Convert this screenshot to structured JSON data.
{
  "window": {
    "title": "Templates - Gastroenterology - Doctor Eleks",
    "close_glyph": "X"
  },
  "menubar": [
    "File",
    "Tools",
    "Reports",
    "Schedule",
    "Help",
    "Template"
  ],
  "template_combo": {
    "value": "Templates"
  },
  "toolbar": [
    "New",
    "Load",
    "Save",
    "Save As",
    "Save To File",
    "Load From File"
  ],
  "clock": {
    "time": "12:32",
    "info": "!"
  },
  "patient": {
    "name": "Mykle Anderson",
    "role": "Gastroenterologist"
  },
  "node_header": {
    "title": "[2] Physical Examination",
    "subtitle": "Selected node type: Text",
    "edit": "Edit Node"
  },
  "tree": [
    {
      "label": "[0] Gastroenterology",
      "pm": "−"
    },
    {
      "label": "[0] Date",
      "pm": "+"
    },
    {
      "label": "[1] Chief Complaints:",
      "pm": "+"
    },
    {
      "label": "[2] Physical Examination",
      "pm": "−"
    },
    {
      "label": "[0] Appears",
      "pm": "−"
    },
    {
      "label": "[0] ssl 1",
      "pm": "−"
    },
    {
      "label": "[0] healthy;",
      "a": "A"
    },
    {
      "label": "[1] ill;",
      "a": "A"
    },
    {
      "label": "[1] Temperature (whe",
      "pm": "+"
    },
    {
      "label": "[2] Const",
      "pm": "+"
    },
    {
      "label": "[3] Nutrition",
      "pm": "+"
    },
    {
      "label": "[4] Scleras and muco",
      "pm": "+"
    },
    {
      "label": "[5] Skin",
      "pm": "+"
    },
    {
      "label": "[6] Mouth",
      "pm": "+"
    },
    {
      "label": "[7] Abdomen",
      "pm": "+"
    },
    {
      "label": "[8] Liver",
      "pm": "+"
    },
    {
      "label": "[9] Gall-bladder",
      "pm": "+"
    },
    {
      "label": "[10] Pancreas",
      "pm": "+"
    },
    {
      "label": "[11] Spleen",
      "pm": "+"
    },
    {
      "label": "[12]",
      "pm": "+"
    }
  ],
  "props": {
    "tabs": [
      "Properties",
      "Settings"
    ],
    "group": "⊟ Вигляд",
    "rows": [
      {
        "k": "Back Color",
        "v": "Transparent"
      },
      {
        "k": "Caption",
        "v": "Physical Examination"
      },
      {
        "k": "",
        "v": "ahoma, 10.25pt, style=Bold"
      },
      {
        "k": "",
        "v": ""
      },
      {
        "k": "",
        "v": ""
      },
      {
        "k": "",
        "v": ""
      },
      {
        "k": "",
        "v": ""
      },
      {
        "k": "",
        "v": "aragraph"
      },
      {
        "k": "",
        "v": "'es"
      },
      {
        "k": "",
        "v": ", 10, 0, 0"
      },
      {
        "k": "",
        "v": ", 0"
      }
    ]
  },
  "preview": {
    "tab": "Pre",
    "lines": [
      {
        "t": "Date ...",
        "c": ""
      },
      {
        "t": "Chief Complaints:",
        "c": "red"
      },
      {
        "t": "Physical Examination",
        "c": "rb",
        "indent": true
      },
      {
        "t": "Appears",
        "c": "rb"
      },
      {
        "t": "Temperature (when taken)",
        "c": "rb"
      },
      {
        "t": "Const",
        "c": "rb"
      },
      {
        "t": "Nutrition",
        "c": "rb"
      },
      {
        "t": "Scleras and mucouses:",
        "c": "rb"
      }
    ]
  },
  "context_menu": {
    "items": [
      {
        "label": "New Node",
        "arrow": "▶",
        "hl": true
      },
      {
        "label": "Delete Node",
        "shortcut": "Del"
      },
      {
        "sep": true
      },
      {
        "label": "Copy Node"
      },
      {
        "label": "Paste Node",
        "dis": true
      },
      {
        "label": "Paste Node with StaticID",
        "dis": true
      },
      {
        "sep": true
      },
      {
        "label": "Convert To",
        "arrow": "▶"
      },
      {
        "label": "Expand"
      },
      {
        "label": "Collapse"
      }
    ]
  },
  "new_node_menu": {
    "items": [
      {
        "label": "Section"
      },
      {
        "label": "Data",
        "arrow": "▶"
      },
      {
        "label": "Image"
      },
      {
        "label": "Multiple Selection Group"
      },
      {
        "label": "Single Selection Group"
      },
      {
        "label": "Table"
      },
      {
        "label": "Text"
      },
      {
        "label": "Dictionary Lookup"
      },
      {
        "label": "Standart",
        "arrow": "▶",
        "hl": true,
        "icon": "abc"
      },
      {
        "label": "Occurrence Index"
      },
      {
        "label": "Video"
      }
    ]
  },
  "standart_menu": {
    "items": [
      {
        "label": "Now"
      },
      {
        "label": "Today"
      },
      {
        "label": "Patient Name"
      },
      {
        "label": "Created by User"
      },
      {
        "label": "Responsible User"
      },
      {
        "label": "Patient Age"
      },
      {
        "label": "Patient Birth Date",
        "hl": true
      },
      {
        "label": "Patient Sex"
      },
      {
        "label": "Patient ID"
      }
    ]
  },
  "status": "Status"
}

────────────────────────────────────────

List all lines from the entries that include the word "Convert".

→ **Solved problem**
Convert this screenshot to structured JSON data.
        "label": "Convert To",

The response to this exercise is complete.